__Problem to solve__: Update the material from the line with "Patent image size: (520, 462)." up to and including the line with "The feeder openings 92 is at (237, 180).", changing "cross-sectional view" to "sectional view" and keeping everything else the same.

* Start Data extract *

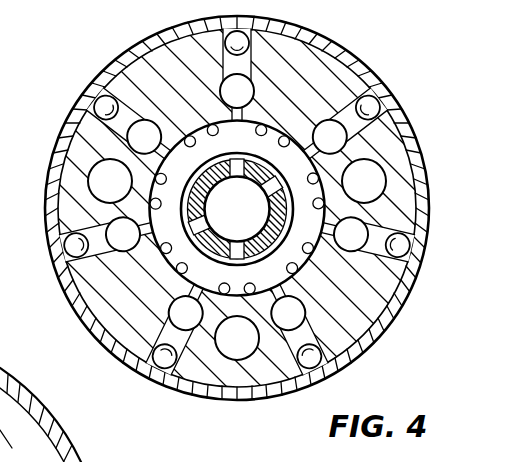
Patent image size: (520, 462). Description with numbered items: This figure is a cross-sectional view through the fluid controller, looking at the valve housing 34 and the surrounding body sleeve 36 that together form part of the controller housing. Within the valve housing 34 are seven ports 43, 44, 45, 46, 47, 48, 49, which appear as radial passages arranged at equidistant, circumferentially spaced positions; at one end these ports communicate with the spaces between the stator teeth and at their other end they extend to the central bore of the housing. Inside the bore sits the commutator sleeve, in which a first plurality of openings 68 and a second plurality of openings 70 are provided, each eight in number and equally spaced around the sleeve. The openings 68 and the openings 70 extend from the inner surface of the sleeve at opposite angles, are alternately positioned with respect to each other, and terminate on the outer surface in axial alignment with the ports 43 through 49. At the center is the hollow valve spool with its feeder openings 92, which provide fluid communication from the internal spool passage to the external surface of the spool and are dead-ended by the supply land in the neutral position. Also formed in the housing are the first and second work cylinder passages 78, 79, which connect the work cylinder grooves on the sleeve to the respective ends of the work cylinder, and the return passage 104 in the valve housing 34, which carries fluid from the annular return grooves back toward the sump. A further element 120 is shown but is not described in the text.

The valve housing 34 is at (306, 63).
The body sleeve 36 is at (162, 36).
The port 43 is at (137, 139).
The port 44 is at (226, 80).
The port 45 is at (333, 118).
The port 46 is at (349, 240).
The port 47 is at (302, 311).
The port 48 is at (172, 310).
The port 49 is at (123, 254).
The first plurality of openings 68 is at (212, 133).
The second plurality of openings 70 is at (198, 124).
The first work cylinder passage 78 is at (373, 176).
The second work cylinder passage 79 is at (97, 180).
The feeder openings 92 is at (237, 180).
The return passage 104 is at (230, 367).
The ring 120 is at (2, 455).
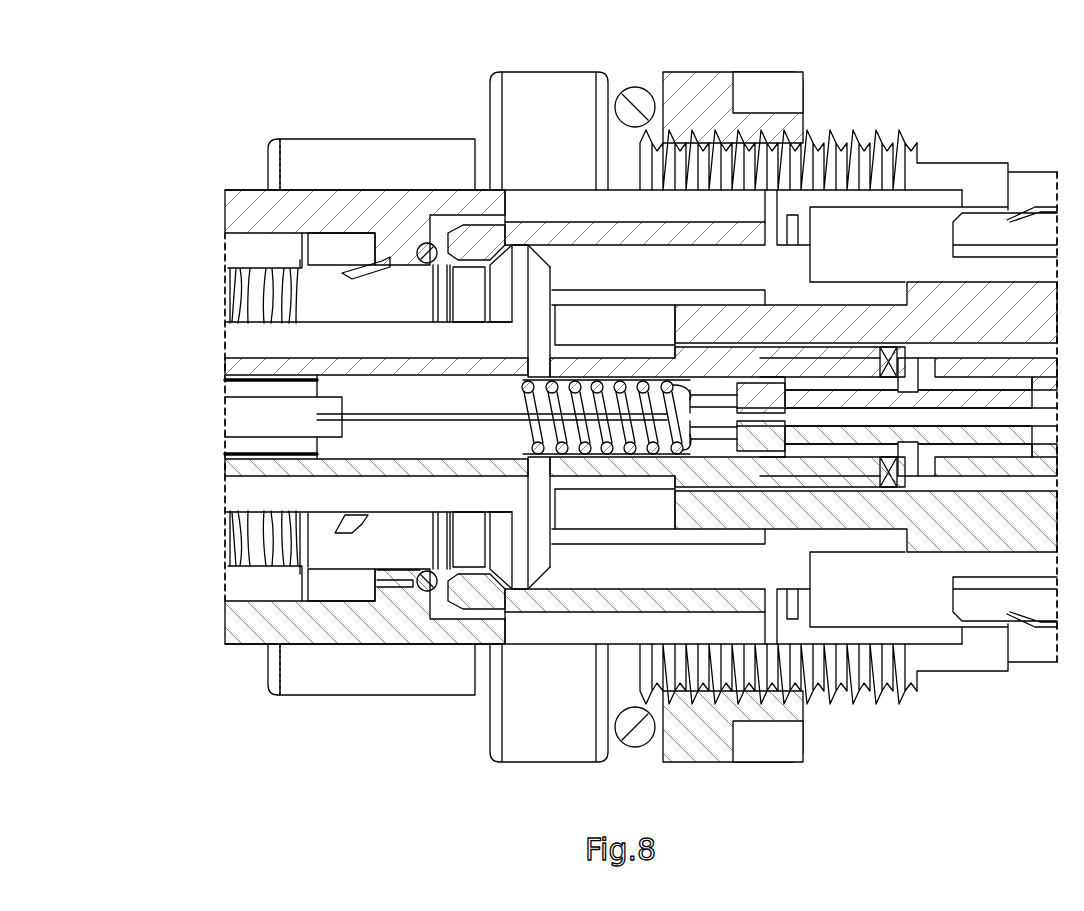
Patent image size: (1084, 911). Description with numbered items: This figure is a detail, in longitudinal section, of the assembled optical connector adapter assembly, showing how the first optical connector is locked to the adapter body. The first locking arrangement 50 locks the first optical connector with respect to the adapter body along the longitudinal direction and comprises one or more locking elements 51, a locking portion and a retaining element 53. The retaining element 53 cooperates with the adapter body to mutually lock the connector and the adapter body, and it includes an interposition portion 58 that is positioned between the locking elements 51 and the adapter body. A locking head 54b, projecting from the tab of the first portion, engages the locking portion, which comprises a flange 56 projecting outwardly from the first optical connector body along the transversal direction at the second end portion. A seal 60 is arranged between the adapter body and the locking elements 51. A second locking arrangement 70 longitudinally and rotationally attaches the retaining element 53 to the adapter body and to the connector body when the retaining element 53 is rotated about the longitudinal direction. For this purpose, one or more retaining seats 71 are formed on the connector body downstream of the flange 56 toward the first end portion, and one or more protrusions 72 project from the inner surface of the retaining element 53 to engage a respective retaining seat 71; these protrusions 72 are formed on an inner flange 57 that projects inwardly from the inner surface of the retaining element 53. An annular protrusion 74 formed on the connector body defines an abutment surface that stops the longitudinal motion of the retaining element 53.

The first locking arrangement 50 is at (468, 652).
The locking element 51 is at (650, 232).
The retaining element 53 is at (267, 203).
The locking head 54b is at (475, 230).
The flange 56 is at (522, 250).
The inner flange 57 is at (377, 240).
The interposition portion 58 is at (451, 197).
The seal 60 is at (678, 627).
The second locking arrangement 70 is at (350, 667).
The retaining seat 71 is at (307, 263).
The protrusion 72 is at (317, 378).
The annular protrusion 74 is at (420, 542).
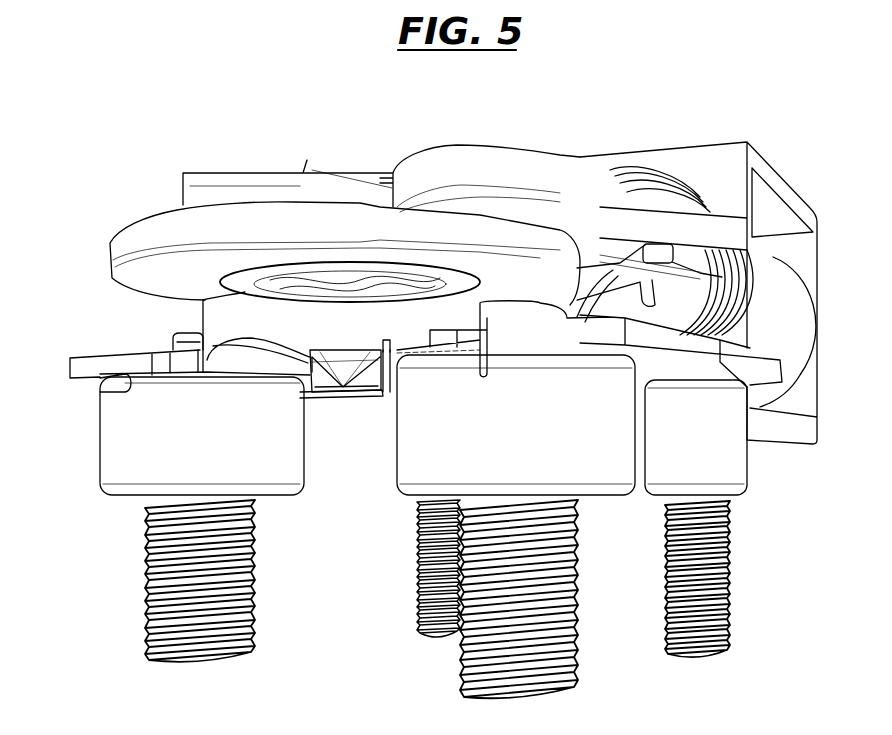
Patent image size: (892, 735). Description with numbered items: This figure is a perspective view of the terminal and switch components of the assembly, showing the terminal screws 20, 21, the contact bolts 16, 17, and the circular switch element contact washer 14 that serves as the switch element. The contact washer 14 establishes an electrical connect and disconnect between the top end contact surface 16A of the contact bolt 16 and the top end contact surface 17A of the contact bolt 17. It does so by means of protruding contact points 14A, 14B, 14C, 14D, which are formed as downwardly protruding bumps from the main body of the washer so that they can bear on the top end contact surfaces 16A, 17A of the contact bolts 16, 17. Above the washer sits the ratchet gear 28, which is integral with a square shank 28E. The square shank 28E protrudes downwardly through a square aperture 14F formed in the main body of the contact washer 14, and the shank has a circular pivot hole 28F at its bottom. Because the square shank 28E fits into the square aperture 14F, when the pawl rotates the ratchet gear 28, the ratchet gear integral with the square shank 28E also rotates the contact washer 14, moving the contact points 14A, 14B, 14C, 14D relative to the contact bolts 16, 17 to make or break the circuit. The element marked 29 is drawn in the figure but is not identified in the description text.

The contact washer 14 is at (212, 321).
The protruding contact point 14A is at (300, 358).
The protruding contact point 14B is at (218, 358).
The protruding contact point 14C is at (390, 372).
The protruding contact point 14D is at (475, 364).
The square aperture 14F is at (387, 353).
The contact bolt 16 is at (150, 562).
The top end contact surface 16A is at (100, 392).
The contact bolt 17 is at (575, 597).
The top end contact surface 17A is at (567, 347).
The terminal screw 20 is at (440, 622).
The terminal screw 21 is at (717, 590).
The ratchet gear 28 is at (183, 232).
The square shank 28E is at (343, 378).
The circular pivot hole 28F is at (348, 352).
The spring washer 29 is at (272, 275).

* End Data extract *
* Start Data extract *

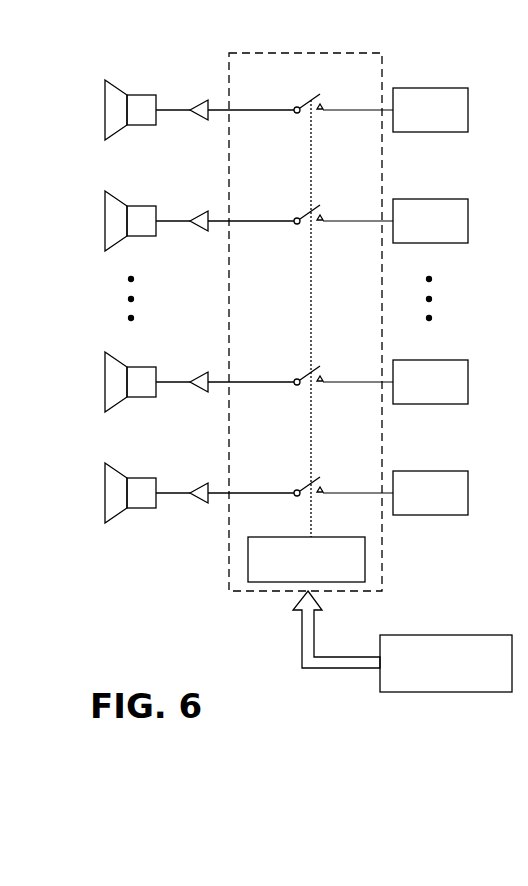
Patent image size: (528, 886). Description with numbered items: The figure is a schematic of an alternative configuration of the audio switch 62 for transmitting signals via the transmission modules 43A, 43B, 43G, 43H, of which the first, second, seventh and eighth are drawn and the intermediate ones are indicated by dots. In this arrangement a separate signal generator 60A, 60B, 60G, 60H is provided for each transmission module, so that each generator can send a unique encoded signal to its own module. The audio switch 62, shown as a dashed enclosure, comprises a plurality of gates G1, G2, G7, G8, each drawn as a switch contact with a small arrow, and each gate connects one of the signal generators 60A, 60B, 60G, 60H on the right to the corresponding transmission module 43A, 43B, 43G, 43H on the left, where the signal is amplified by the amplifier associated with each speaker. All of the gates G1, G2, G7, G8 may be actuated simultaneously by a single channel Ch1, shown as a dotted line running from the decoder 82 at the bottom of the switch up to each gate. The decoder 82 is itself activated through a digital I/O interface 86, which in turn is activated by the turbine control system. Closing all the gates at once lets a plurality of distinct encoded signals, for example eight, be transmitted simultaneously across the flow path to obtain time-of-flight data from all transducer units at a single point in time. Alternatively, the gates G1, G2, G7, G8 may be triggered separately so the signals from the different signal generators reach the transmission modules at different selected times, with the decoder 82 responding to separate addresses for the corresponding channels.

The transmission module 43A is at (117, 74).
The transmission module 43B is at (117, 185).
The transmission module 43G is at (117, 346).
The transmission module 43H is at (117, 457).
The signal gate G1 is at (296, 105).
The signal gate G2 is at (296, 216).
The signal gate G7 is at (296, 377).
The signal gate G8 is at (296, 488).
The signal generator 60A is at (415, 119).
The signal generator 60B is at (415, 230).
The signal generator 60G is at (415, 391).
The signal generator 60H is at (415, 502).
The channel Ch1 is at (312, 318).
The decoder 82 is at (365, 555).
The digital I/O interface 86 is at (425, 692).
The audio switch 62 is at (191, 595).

* End Data extract *
* Start Data extract *

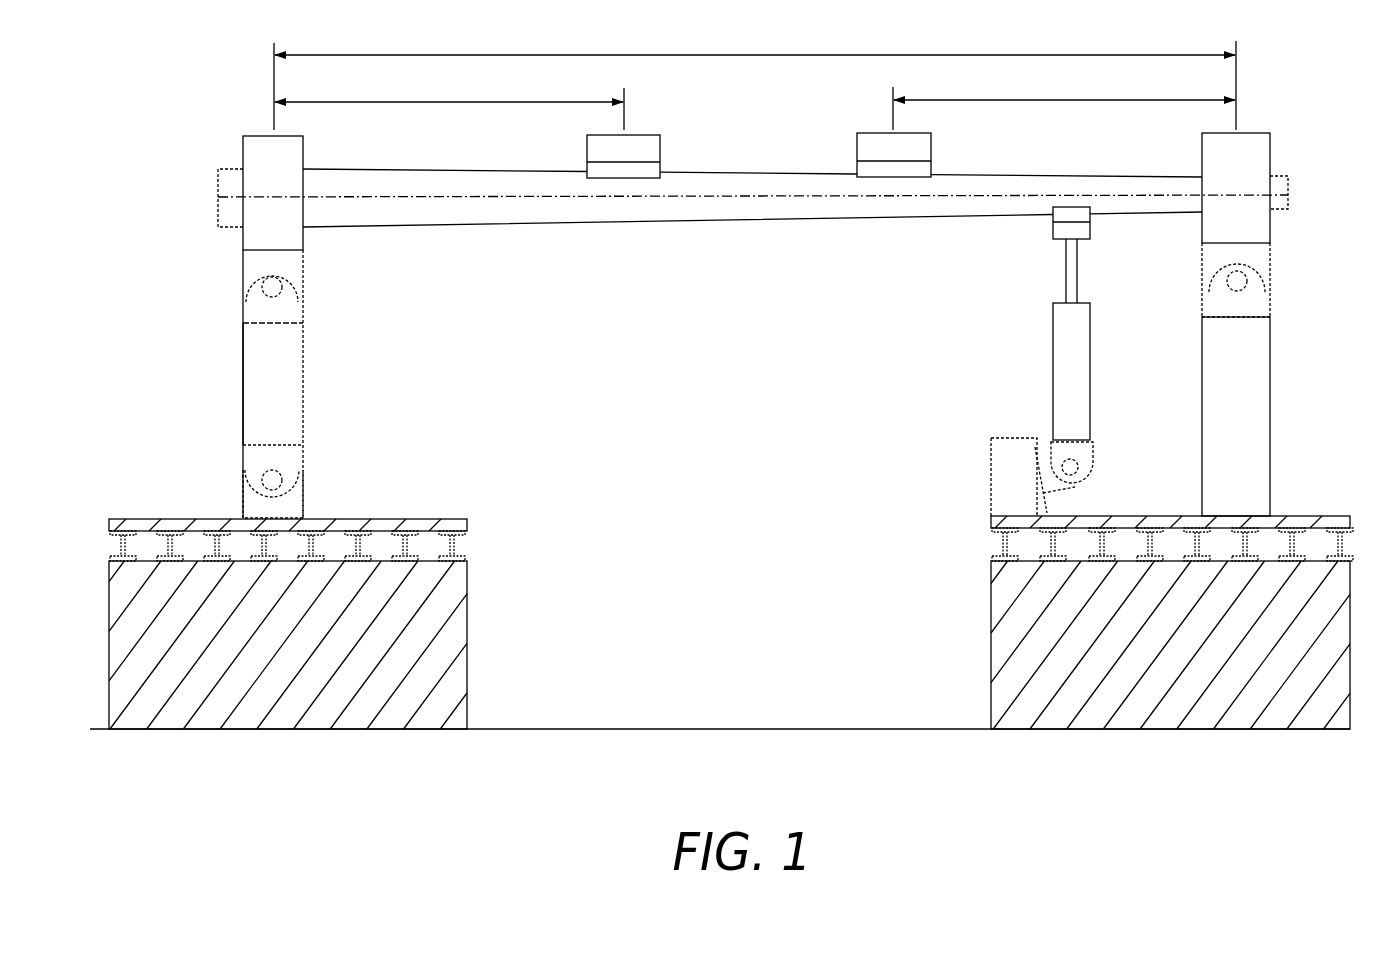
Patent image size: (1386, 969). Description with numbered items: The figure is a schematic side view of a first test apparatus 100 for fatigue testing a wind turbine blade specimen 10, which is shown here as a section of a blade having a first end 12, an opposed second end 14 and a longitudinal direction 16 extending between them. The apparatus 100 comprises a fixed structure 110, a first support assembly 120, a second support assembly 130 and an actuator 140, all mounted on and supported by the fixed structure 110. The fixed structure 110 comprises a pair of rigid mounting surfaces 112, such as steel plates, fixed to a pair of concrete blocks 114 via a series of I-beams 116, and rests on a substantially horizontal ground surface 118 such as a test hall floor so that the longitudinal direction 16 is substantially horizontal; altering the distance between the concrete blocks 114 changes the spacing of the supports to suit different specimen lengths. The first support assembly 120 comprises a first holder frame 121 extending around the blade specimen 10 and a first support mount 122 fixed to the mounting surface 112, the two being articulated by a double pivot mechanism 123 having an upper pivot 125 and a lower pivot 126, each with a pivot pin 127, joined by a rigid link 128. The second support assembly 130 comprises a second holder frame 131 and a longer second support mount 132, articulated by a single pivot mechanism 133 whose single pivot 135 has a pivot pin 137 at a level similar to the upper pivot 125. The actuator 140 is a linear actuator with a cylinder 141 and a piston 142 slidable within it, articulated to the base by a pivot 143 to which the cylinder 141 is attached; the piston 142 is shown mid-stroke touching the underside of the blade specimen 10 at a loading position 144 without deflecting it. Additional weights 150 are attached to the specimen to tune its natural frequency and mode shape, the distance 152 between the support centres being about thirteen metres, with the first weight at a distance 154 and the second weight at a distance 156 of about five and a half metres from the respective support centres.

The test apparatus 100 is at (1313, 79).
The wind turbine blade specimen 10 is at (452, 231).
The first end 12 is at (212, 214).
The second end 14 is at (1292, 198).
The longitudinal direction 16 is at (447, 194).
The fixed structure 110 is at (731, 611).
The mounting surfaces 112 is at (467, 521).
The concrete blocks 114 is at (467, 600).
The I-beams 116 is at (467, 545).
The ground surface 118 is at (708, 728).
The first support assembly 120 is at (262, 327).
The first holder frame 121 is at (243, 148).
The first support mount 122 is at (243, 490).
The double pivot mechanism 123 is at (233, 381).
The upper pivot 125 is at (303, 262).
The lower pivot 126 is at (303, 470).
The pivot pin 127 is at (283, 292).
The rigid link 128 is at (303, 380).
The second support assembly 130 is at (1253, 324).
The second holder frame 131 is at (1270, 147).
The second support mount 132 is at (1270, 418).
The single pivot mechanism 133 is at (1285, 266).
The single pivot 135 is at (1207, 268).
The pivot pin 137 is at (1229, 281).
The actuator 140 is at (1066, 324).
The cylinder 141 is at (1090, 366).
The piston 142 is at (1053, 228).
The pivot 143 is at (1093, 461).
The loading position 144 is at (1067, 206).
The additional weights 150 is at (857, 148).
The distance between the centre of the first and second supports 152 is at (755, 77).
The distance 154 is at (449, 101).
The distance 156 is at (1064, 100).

* End Data extract *

__Task response__:
Patent image size: (520, 462). Description with numbered items: This figure is a sectional view through the fluid controller, looking at the valve housing 34 and the surrounding body sleeve 36 that together form part of the controller housing. Within the valve housing 34 are seven ports 43, 44, 45, 46, 47, 48, 49, which appear as radial passages arranged at equidistant, circumferentially spaced positions; at one end these ports communicate with the spaces between the stator teeth and at their other end they extend to the central bore of the housing. Inside the bore sits the commutator sleeve, in which a first plurality of openings 68 and a second plurality of openings 70 are provided, each eight in number and equally spaced around the sleeve. The openings 68 and the openings 70 extend from the inner surface of the sleeve at opposite angles, are alternately positioned with respect to each other, and terminate on the outer surface in axial alignment with the ports 43 through 49. At the center is the hollow valve spool with its feeder openings 92, which provide fluid communication from the internal spool passage to the external surface of the spool and are dead-ended by the supply land in the neutral position. Also formed in the housing are the first and second work cylinder passages 78, 79, which connect the work cylinder grooves on the sleeve to the respective ends of the work cylinder, and the return passage 104 in the valve housing 34, which carries fluid from the annular return grooves back toward the sump. A further element 120 is shown but is not described in the text.

The valve housing 34 is at (306, 63).
The body sleeve 36 is at (162, 36).
The port 43 is at (137, 139).
The port 44 is at (226, 80).
The port 45 is at (333, 118).
The port 46 is at (349, 240).
The port 47 is at (302, 311).
The port 48 is at (172, 310).
The port 49 is at (123, 254).
The first plurality of openings 68 is at (212, 133).
The second plurality of openings 70 is at (198, 124).
The first work cylinder passage 78 is at (373, 176).
The second work cylinder passage 79 is at (97, 180).
The feeder openings 92 is at (237, 180).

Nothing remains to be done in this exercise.